* _Data supplied_:
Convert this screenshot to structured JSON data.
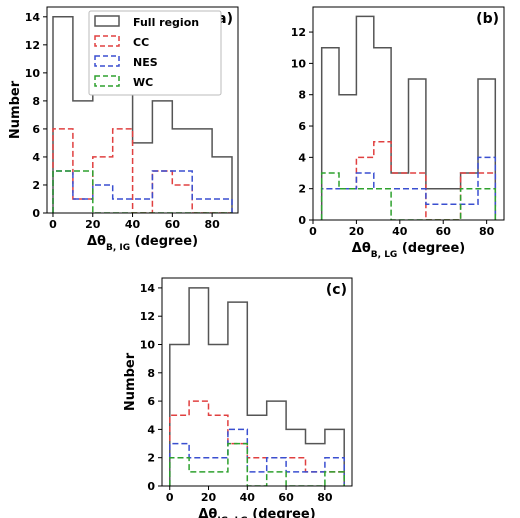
{
  "chart_data": [
    {
      "type": "bar",
      "panel_label": "(a)",
      "xlabel_main": "Δθ",
      "xlabel_sub": "B, IG",
      "xlabel_unit": " (degree)",
      "ylabel": "Number",
      "xlim": [
        -3,
        93
      ],
      "ylim": [
        0,
        14.7
      ],
      "xticks": [
        0,
        20,
        40,
        60,
        80
      ],
      "yticks": [
        0,
        2,
        4,
        6,
        8,
        10,
        12,
        14
      ],
      "bin_edges": [
        0,
        10,
        20,
        30,
        40,
        50,
        60,
        70,
        80,
        90
      ],
      "legend": {
        "position": "top-right",
        "entries": [
          "Full region",
          "CC",
          "NES",
          "WC"
        ]
      },
      "series": [
        {
          "name": "Full region",
          "color": "#555555",
          "values": [
            14,
            8,
            9,
            9,
            5,
            8,
            6,
            6,
            4
          ]
        },
        {
          "name": "CC",
          "color": "#e04040",
          "values": [
            6,
            1,
            4,
            6,
            0,
            3,
            2,
            0,
            0
          ]
        },
        {
          "name": "NES",
          "color": "#3a4fd0",
          "values": [
            3,
            1,
            2,
            1,
            1,
            3,
            3,
            1,
            1
          ]
        },
        {
          "name": "WC",
          "color": "#2ea12e",
          "values": [
            3,
            3,
            0,
            0,
            0,
            0,
            0,
            0,
            0
          ]
        }
      ]
    },
    {
      "type": "bar",
      "panel_label": "(b)",
      "xlabel_main": "Δθ",
      "xlabel_sub": "B, LG",
      "xlabel_unit": " (degree)",
      "ylabel": "",
      "xlim": [
        0,
        88
      ],
      "ylim": [
        0,
        13.6
      ],
      "xticks": [
        0,
        20,
        40,
        60,
        80
      ],
      "yticks": [
        0,
        2,
        4,
        6,
        8,
        10,
        12
      ],
      "bin_edges": [
        4,
        12,
        20,
        28,
        36,
        44,
        52,
        60,
        68,
        76,
        84
      ],
      "series": [
        {
          "name": "Full region",
          "color": "#555555",
          "values": [
            11,
            8,
            13,
            11,
            3,
            9,
            2,
            2,
            3,
            9
          ]
        },
        {
          "name": "CC",
          "color": "#e04040",
          "values": [
            2,
            2,
            4,
            5,
            3,
            3,
            0,
            0,
            3,
            3
          ]
        },
        {
          "name": "NES",
          "color": "#3a4fd0",
          "values": [
            2,
            2,
            3,
            2,
            2,
            2,
            1,
            1,
            1,
            4
          ]
        },
        {
          "name": "WC",
          "color": "#2ea12e",
          "values": [
            3,
            2,
            2,
            2,
            0,
            0,
            0,
            0,
            2,
            2
          ]
        }
      ]
    },
    {
      "type": "bar",
      "panel_label": "(c)",
      "xlabel_main": "Δθ",
      "xlabel_sub": "IG, LG",
      "xlabel_unit": " (degree)",
      "ylabel": "Number",
      "xlim": [
        -4,
        94
      ],
      "ylim": [
        0,
        14.7
      ],
      "xticks": [
        0,
        20,
        40,
        60,
        80
      ],
      "yticks": [
        0,
        2,
        4,
        6,
        8,
        10,
        12,
        14
      ],
      "bin_edges": [
        0,
        10,
        20,
        30,
        40,
        50,
        60,
        70,
        80,
        90
      ],
      "series": [
        {
          "name": "Full region",
          "color": "#555555",
          "values": [
            10,
            14,
            10,
            13,
            5,
            6,
            4,
            3,
            4
          ]
        },
        {
          "name": "CC",
          "color": "#e04040",
          "values": [
            5,
            6,
            5,
            3,
            2,
            2,
            2,
            1,
            1
          ]
        },
        {
          "name": "NES",
          "color": "#3a4fd0",
          "values": [
            3,
            2,
            2,
            4,
            1,
            2,
            1,
            1,
            2
          ]
        },
        {
          "name": "WC",
          "color": "#2ea12e",
          "values": [
            2,
            1,
            1,
            3,
            0,
            1,
            0,
            0,
            1
          ]
        }
      ]
    }
  ]
}
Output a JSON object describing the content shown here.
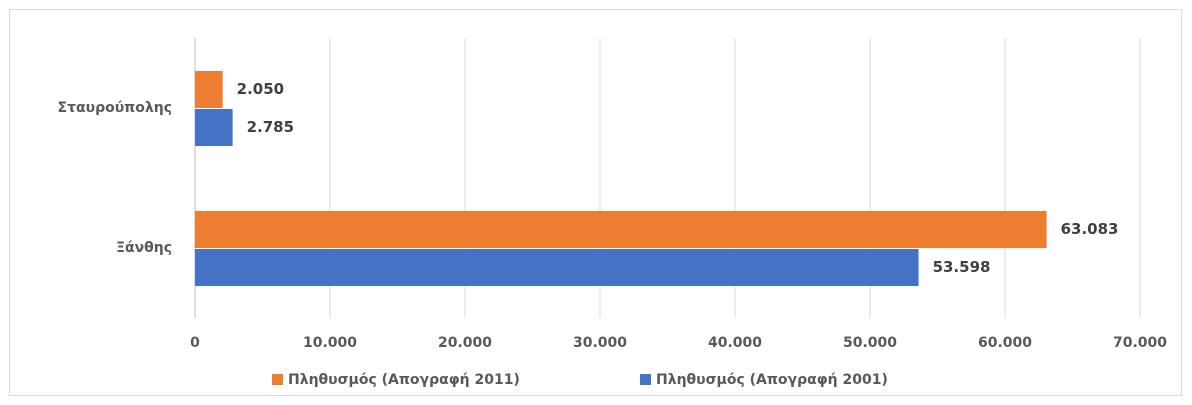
{
  "chart_data": {
    "type": "bar",
    "orientation": "horizontal",
    "categories": [
      "Σταυρούπολης",
      "Ξάνθης"
    ],
    "series": [
      {
        "name": "Πληθυσμός (Απογραφή 2011)",
        "color": "#ed7d31",
        "values": [
          2050,
          63083
        ],
        "value_labels": [
          "2.050",
          "63.083"
        ]
      },
      {
        "name": "Πληθυσμός (Απογραφή 2001)",
        "color": "#4472c4",
        "values": [
          2785,
          53598
        ],
        "value_labels": [
          "2.785",
          "53.598"
        ]
      }
    ],
    "xlim": [
      0,
      70000
    ],
    "xticks": [
      0,
      {
        "value": 10000,
        "label": "10.000"
      },
      {
        "value": 20000,
        "label": "20.000"
      },
      {
        "value": 30000,
        "label": "30.000"
      },
      {
        "value": 40000,
        "label": "40.000"
      },
      {
        "value": 50000,
        "label": "50.000"
      },
      {
        "value": 60000,
        "label": "60.000"
      },
      {
        "value": 70000,
        "label": "70.000"
      }
    ],
    "grid": true,
    "legend": "bottom"
  }
}
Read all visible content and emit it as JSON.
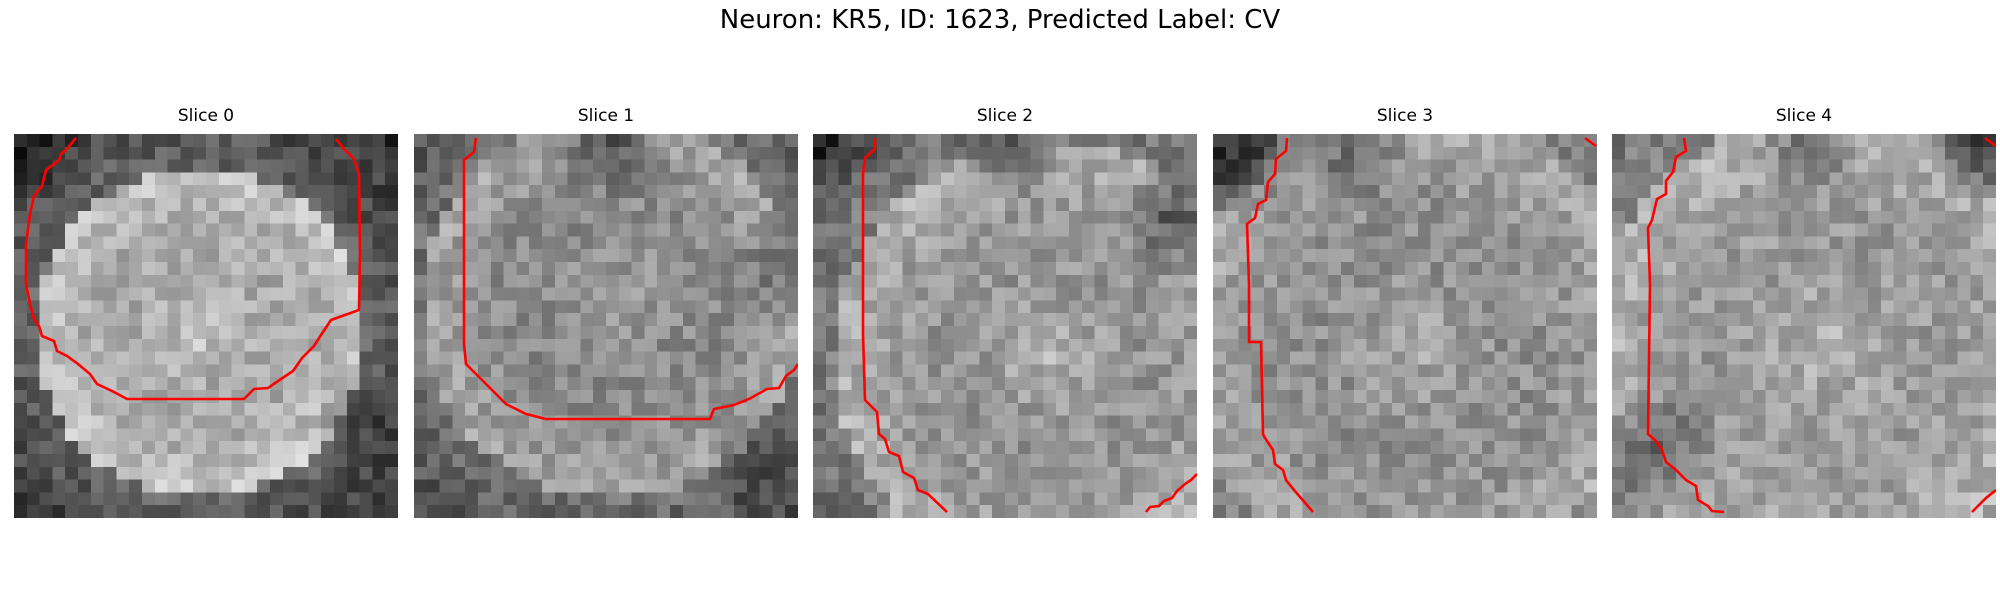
{
  "figure": {
    "title": "Neuron: KR5, ID: 1623, Predicted Label: CV",
    "contour_color": "#ff0000",
    "colormap": "gray"
  },
  "slices": [
    {
      "title": "Slice 0"
    },
    {
      "title": "Slice 1"
    },
    {
      "title": "Slice 2"
    },
    {
      "title": "Slice 3"
    },
    {
      "title": "Slice 4"
    }
  ]
}
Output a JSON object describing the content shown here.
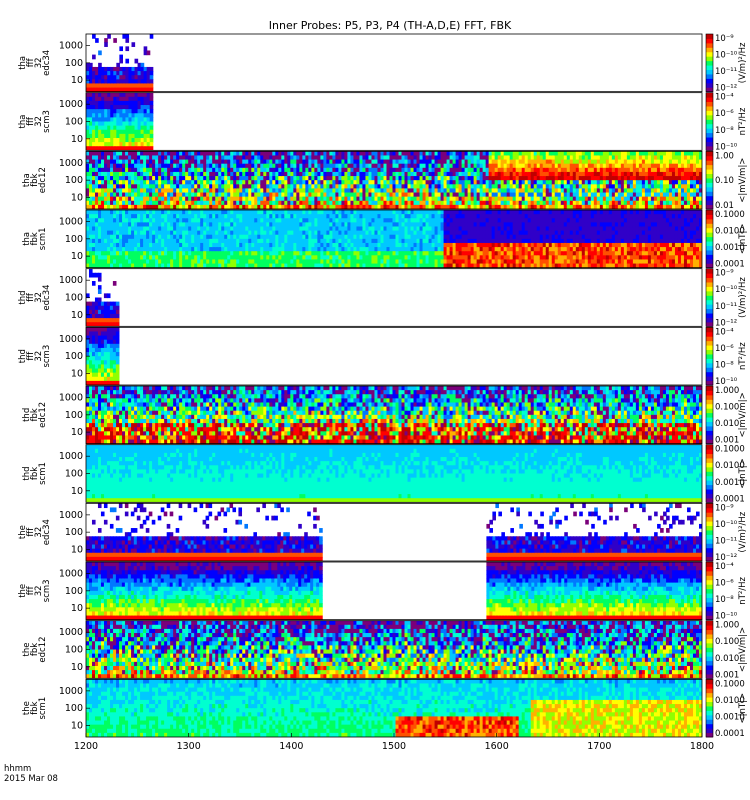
{
  "figure": {
    "title": "Inner Probes: P5, P3, P4 (TH-A,D,E) FFT, FBK",
    "footer_line1": "hhmm",
    "footer_line2": "2015 Mar 08"
  },
  "chart_data": {
    "type": "heatmap",
    "x_axis": {
      "range": [
        1200,
        1800
      ],
      "ticks": [
        1200,
        1300,
        1400,
        1500,
        1600,
        1700,
        1800
      ],
      "unit_label": "hhmm"
    },
    "y_scale": "log",
    "colormap": [
      "#7a007a",
      "#3000c8",
      "#0000ff",
      "#0078ff",
      "#00c8ff",
      "#00ffd0",
      "#00ff60",
      "#90ff00",
      "#ffff00",
      "#ffb000",
      "#ff5000",
      "#ff0000",
      "#c00000"
    ],
    "panels": [
      {
        "id": "tha-fff32-edc34",
        "label": [
          "tha",
          "fff",
          "32",
          "edc34"
        ],
        "yticks": [
          "1000",
          "100",
          "10"
        ],
        "cbar_ticks": [
          "10⁻⁹",
          "10⁻¹⁰",
          "10⁻¹¹",
          "10⁻¹²"
        ],
        "cbar_label": "(V/m)²/Hz",
        "coverage": [
          [
            1200,
            1265
          ]
        ],
        "pattern": "sparse"
      },
      {
        "id": "tha-fff32-scm3",
        "label": [
          "tha",
          "fff",
          "32",
          "scm3"
        ],
        "yticks": [
          "1000",
          "100",
          "10"
        ],
        "cbar_ticks": [
          "10⁻⁴",
          "10⁻⁶",
          "10⁻⁸",
          "10⁻¹⁰"
        ],
        "cbar_label": "nT²/Hz",
        "coverage": [
          [
            1200,
            1265
          ]
        ],
        "pattern": "scm_fff"
      },
      {
        "id": "tha-fbk-edc12",
        "label": [
          "tha",
          "fbk",
          "edc12"
        ],
        "yticks": [
          "1000",
          "100",
          "10"
        ],
        "cbar_ticks": [
          "1.00",
          "0.10",
          "0.01"
        ],
        "cbar_label": "<|mV/m|>",
        "coverage": [
          [
            1200,
            1800
          ]
        ],
        "pattern": "fbk_e",
        "seed": 11
      },
      {
        "id": "tha-fbk-scm1",
        "label": [
          "tha",
          "fbk",
          "scm1"
        ],
        "yticks": [
          "1000",
          "100",
          "10"
        ],
        "cbar_ticks": [
          "0.1000",
          "0.0100",
          "0.0010",
          "0.0001"
        ],
        "cbar_label": "<|nT|>",
        "coverage": [
          [
            1200,
            1800
          ]
        ],
        "pattern": "fbk_b",
        "seed": 12
      },
      {
        "id": "thd-fff32-edc34",
        "label": [
          "thd",
          "fff",
          "32",
          "edc34"
        ],
        "yticks": [
          "1000",
          "100",
          "10"
        ],
        "cbar_ticks": [
          "10⁻⁹",
          "10⁻¹⁰",
          "10⁻¹¹",
          "10⁻¹²"
        ],
        "cbar_label": "(V/m)²/Hz",
        "coverage": [
          [
            1200,
            1232
          ]
        ],
        "pattern": "sparse"
      },
      {
        "id": "thd-fff32-scm3",
        "label": [
          "thd",
          "fff",
          "32",
          "scm3"
        ],
        "yticks": [
          "1000",
          "100",
          "10"
        ],
        "cbar_ticks": [
          "10⁻⁴",
          "10⁻⁶",
          "10⁻⁸",
          "10⁻¹⁰"
        ],
        "cbar_label": "nT²/Hz",
        "coverage": [
          [
            1200,
            1232
          ]
        ],
        "pattern": "scm_fff"
      },
      {
        "id": "thd-fbk-edc12",
        "label": [
          "thd",
          "fbk",
          "edc12"
        ],
        "yticks": [
          "1000",
          "100",
          "10"
        ],
        "cbar_ticks": [
          "1.000",
          "0.100",
          "0.010",
          "0.001"
        ],
        "cbar_label": "<|mV/m|>",
        "coverage": [
          [
            1200,
            1800
          ]
        ],
        "pattern": "fbk_e_hot",
        "seed": 21
      },
      {
        "id": "thd-fbk-scm1",
        "label": [
          "thd",
          "fbk",
          "scm1"
        ],
        "yticks": [
          "1000",
          "100",
          "10"
        ],
        "cbar_ticks": [
          "0.1000",
          "0.0100",
          "0.0010",
          "0.0001"
        ],
        "cbar_label": "<|nT|>",
        "coverage": [
          [
            1200,
            1800
          ]
        ],
        "pattern": "fbk_b_flat",
        "seed": 22
      },
      {
        "id": "the-fff32-edc34",
        "label": [
          "the",
          "fff",
          "32",
          "edc34"
        ],
        "yticks": [
          "1000",
          "100",
          "10"
        ],
        "cbar_ticks": [
          "10⁻⁹",
          "10⁻¹⁰",
          "10⁻¹¹",
          "10⁻¹²"
        ],
        "cbar_label": "(V/m)²/Hz",
        "coverage": [
          [
            1200,
            1430
          ],
          [
            1590,
            1800
          ]
        ],
        "pattern": "sparse_e"
      },
      {
        "id": "the-fff32-scm3",
        "label": [
          "the",
          "fff",
          "32",
          "scm3"
        ],
        "yticks": [
          "1000",
          "100",
          "10"
        ],
        "cbar_ticks": [
          "10⁻⁴",
          "10⁻⁶",
          "10⁻⁸",
          "10⁻¹⁰"
        ],
        "cbar_label": "nT²/Hz",
        "coverage": [
          [
            1200,
            1430
          ],
          [
            1590,
            1800
          ]
        ],
        "pattern": "scm_fff_e"
      },
      {
        "id": "the-fbk-edc12",
        "label": [
          "the",
          "fbk",
          "edc12"
        ],
        "yticks": [
          "1000",
          "100",
          "10"
        ],
        "cbar_ticks": [
          "1.000",
          "0.100",
          "0.010",
          "0.001"
        ],
        "cbar_label": "<|mV/m|>",
        "coverage": [
          [
            1200,
            1800
          ]
        ],
        "pattern": "fbk_e",
        "seed": 31
      },
      {
        "id": "the-fbk-scm1",
        "label": [
          "the",
          "fbk",
          "scm1"
        ],
        "yticks": [
          "1000",
          "100",
          "10"
        ],
        "cbar_ticks": [
          "0.1000",
          "0.0100",
          "0.0010",
          "0.0001"
        ],
        "cbar_label": "<|nT|>",
        "coverage": [
          [
            1200,
            1800
          ]
        ],
        "pattern": "fbk_b_e",
        "seed": 32
      }
    ]
  }
}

* _Request_: All lines in the data that contain the word "seed" should be copied.

* _Output below_:
        "seed": 11
        "seed": 12
        "seed": 21
        "seed": 22
        "seed": 31
        "seed": 32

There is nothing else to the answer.